▸ **Exercise objective**:
Repeat the lines below word for word, from the first one through the line containing "x-tick-label: 92 [279, 530, 293, 543]", including that line.

──────── Record excerpts

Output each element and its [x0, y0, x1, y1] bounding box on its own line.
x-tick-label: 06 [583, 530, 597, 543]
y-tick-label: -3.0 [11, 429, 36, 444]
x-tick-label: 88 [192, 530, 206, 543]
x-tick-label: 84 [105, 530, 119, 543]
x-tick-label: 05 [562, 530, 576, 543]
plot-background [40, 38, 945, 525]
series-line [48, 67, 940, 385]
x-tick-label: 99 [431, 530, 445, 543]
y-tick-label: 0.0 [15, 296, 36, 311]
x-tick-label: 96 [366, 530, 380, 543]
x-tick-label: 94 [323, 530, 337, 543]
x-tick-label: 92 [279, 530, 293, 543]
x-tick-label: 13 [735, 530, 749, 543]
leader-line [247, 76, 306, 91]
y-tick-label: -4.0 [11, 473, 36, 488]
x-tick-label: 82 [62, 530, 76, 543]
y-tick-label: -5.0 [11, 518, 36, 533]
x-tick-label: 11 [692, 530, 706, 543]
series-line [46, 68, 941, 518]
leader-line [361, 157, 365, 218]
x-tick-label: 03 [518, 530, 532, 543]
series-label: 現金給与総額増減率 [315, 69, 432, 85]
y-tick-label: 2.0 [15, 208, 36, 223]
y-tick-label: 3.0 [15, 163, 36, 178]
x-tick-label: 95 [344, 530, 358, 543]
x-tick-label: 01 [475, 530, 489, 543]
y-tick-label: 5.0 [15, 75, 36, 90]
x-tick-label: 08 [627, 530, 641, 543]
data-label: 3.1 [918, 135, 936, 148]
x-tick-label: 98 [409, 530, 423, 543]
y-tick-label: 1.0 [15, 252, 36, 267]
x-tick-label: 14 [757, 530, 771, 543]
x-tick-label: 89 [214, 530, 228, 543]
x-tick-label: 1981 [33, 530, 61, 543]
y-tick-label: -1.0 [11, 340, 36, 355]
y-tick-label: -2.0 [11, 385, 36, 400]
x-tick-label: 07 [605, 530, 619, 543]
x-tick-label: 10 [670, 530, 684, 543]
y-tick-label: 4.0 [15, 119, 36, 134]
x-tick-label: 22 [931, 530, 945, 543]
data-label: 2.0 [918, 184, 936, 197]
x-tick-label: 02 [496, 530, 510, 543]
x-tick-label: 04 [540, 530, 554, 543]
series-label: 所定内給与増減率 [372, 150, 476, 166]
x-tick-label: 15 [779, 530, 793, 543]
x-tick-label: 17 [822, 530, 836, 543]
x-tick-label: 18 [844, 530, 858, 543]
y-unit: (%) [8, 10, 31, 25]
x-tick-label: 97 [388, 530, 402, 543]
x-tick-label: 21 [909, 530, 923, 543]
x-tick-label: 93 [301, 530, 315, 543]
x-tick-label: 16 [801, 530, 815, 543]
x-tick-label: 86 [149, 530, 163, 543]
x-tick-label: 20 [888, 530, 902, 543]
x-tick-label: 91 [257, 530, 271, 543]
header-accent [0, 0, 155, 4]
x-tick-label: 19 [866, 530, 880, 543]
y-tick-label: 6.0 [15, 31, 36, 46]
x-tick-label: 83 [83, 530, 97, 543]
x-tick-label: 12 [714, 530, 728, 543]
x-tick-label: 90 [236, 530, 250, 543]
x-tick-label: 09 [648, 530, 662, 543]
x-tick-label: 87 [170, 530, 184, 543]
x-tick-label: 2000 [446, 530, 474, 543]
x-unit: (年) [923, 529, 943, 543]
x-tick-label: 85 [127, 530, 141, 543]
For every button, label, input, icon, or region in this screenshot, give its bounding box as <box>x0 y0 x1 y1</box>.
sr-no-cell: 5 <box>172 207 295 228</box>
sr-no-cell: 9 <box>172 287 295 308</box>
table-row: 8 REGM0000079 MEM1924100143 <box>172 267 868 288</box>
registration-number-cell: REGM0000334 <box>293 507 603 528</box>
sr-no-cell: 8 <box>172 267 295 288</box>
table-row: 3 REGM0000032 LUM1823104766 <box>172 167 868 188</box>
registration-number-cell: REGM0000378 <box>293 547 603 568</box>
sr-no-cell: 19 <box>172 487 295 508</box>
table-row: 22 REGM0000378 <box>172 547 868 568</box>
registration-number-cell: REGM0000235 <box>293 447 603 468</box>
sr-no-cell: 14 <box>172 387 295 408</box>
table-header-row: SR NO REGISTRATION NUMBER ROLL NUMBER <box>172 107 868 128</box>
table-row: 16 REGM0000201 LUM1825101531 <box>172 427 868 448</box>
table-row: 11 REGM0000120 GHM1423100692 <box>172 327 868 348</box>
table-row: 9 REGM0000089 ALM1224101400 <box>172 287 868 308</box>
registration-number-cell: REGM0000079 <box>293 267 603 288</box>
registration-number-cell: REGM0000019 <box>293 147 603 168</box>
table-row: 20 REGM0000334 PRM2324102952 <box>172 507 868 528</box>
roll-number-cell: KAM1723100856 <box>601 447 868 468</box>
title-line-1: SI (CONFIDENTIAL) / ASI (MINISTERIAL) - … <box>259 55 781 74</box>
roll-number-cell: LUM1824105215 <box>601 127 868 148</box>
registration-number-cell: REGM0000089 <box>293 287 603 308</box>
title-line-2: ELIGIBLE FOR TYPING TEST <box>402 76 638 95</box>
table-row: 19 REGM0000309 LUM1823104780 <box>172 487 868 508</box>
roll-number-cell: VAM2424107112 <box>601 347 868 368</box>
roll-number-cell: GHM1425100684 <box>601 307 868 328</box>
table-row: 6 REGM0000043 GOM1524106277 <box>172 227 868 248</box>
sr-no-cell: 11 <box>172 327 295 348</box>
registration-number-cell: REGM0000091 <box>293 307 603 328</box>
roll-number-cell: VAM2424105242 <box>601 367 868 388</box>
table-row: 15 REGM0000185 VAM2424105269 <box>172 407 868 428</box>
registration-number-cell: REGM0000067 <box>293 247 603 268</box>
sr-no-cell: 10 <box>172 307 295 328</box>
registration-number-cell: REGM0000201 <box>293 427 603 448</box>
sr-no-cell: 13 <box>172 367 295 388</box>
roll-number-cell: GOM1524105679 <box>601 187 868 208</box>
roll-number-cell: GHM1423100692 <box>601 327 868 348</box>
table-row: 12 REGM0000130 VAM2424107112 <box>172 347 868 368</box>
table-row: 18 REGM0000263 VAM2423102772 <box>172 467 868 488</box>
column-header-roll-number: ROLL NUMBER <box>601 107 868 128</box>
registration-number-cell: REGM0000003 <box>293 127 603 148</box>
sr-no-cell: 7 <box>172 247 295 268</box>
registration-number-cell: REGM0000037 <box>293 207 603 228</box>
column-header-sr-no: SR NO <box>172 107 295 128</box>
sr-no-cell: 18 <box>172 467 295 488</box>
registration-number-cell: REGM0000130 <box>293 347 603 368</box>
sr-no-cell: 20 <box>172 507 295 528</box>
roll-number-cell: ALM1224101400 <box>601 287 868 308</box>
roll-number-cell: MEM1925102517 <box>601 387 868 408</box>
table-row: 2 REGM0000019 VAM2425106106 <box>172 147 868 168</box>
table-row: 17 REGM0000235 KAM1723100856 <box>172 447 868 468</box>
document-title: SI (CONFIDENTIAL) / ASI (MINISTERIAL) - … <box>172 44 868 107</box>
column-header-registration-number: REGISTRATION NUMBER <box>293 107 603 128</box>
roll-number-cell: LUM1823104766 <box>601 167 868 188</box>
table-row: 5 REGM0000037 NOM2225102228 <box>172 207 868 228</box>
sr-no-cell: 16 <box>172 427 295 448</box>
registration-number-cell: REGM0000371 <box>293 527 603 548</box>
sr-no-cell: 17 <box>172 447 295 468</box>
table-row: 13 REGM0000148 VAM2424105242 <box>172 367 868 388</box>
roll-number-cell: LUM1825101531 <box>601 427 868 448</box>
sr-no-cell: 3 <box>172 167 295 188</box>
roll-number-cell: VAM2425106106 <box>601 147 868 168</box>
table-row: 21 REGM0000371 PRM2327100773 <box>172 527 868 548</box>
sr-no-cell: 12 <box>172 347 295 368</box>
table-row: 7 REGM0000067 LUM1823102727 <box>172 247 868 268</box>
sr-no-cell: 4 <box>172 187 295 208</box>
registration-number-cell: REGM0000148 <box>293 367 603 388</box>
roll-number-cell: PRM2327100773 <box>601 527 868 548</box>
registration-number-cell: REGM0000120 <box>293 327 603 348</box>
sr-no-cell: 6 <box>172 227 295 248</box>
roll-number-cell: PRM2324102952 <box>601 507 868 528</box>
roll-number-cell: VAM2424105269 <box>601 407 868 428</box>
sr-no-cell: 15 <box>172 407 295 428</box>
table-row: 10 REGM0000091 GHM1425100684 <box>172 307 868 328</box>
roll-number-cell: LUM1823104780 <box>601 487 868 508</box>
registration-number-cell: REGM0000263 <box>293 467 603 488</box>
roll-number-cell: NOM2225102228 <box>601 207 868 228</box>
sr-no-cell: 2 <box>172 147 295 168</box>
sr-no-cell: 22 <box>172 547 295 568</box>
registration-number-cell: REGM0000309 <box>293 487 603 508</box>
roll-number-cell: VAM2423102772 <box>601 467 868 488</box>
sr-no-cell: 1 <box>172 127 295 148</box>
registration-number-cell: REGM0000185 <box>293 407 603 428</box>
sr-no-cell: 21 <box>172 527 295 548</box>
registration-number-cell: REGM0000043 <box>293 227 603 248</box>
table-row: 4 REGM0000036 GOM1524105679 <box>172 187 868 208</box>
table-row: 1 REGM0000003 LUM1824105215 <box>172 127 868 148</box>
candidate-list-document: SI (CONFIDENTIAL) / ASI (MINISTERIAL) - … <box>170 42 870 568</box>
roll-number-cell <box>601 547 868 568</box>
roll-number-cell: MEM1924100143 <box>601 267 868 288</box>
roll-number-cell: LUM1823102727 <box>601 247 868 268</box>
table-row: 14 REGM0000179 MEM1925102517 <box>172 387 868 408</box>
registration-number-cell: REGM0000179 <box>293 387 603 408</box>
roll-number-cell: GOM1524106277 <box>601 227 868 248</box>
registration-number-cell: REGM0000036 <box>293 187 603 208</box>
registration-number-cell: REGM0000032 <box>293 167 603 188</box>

────────────────

▸ **Solution to this problem**:
Output each element and its [x0, y0, x1, y1] bounding box on its own line.
x-tick-label: 06 [583, 530, 597, 543]
y-tick-label: -3.0 [11, 429, 36, 444]
x-tick-label: 88 [192, 530, 206, 543]
x-tick-label: 84 [105, 530, 119, 543]
x-tick-label: 05 [562, 530, 576, 543]
plot-background [40, 38, 945, 525]
series-line [48, 67, 940, 385]
x-tick-label: 99 [431, 530, 445, 543]
y-tick-label: 0.0 [15, 296, 36, 311]
x-tick-label: 96 [366, 530, 380, 543]
x-tick-label: 94 [323, 530, 337, 543]
x-tick-label: 92 [279, 530, 293, 543]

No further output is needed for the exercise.